Provided entries –
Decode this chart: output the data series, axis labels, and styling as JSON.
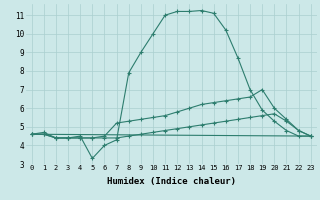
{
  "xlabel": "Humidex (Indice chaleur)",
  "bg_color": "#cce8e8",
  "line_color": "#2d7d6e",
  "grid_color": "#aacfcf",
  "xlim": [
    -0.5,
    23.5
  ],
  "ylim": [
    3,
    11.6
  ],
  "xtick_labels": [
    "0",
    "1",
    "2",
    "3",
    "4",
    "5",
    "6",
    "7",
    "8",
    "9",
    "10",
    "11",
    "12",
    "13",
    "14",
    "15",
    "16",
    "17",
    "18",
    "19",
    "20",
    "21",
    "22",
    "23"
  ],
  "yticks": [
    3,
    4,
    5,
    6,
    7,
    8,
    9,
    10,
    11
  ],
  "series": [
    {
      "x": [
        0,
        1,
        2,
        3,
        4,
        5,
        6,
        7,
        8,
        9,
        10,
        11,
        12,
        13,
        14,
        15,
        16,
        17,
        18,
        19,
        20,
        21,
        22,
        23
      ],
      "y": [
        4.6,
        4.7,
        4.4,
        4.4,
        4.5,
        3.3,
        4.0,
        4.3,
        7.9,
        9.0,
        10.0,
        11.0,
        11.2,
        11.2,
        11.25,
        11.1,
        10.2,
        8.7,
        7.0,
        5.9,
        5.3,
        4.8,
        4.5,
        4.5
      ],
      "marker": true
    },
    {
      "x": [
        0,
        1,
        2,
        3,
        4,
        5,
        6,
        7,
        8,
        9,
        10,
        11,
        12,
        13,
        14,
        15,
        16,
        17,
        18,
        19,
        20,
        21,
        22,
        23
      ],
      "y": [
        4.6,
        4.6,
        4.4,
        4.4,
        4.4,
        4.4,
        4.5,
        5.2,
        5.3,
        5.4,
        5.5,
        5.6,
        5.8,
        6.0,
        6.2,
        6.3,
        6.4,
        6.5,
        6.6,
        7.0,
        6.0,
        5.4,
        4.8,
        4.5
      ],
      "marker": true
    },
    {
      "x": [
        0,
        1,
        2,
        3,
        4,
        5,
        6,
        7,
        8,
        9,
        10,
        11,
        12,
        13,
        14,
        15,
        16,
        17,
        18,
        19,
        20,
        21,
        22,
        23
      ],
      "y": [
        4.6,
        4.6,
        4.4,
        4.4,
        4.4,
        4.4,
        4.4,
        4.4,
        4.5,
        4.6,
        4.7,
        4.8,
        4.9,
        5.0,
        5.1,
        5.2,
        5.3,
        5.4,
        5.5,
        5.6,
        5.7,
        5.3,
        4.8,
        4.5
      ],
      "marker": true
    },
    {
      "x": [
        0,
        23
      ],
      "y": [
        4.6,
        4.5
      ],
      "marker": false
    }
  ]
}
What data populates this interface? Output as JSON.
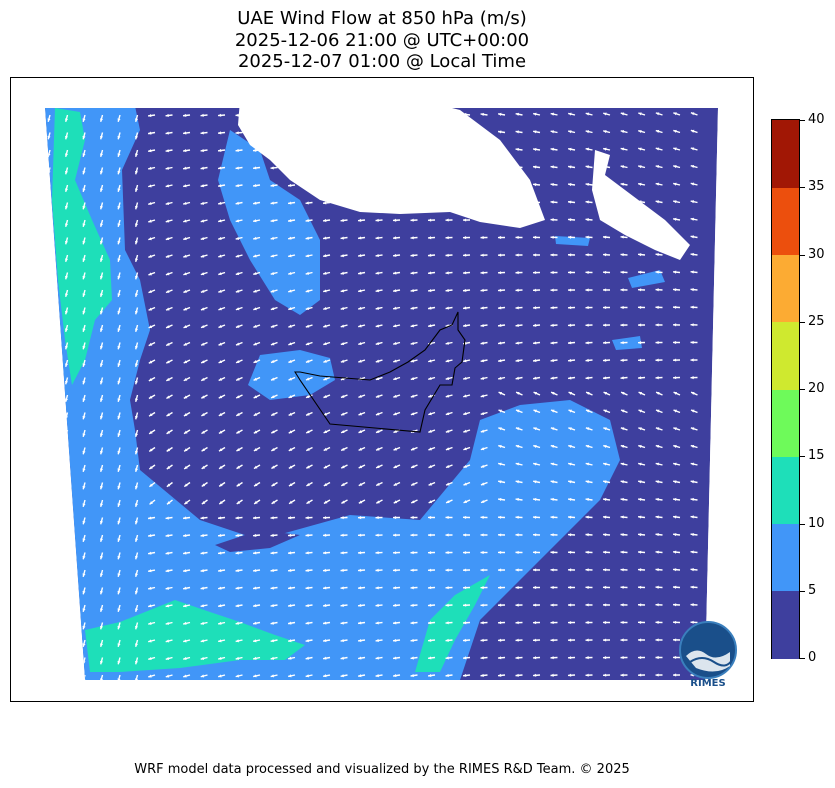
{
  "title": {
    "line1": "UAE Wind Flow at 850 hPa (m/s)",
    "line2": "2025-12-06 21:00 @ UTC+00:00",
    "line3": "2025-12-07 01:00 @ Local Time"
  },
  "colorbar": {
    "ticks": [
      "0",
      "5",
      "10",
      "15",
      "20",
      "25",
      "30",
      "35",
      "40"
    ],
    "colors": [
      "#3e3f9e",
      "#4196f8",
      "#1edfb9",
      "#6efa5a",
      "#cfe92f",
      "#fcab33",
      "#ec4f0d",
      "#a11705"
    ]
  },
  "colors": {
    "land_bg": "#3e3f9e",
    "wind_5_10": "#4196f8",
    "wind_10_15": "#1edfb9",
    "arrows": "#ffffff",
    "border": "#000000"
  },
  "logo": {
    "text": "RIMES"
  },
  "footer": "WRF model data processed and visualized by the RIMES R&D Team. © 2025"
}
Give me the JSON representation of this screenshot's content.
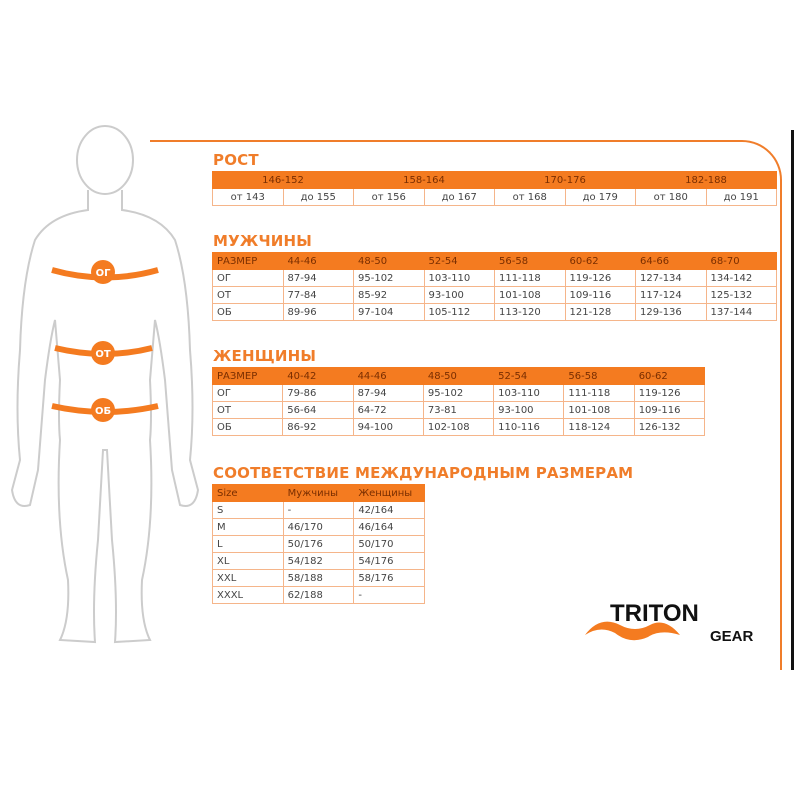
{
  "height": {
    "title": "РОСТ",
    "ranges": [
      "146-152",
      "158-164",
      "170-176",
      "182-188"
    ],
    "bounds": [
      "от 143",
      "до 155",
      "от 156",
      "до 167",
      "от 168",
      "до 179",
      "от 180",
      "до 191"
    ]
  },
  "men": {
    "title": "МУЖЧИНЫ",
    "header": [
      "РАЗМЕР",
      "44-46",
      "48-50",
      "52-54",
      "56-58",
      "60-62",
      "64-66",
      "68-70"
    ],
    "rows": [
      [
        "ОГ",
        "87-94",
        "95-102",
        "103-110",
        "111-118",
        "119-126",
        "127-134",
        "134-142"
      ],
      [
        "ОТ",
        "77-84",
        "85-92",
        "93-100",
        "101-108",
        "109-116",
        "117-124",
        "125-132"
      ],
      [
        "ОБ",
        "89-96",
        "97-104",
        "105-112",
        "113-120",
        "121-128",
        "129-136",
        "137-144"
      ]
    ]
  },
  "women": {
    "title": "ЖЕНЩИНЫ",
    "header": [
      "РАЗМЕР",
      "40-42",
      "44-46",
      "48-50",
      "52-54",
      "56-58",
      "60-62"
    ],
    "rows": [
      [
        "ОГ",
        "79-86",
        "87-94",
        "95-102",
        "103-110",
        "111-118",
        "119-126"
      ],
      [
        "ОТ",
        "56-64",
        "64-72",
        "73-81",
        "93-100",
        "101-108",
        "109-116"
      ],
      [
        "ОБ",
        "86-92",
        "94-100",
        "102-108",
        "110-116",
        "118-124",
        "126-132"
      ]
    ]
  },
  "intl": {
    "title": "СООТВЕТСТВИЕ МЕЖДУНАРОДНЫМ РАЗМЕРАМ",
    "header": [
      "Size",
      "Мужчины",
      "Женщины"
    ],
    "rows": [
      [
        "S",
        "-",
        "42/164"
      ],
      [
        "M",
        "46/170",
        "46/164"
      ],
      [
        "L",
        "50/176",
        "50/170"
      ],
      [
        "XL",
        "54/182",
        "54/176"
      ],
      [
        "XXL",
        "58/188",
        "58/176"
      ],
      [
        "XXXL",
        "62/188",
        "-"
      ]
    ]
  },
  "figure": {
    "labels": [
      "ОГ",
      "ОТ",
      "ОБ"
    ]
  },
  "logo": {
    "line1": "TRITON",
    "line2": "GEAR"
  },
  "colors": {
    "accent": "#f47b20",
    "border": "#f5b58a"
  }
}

To be done – Identify every line above that includes the word "this", and show those lines.

Full answer –
Decode this chart: output the data series, axis labels, and styling as JSON.
What data populates this interface? Output as JSON.
Give me the JSON representation of this screenshot's content.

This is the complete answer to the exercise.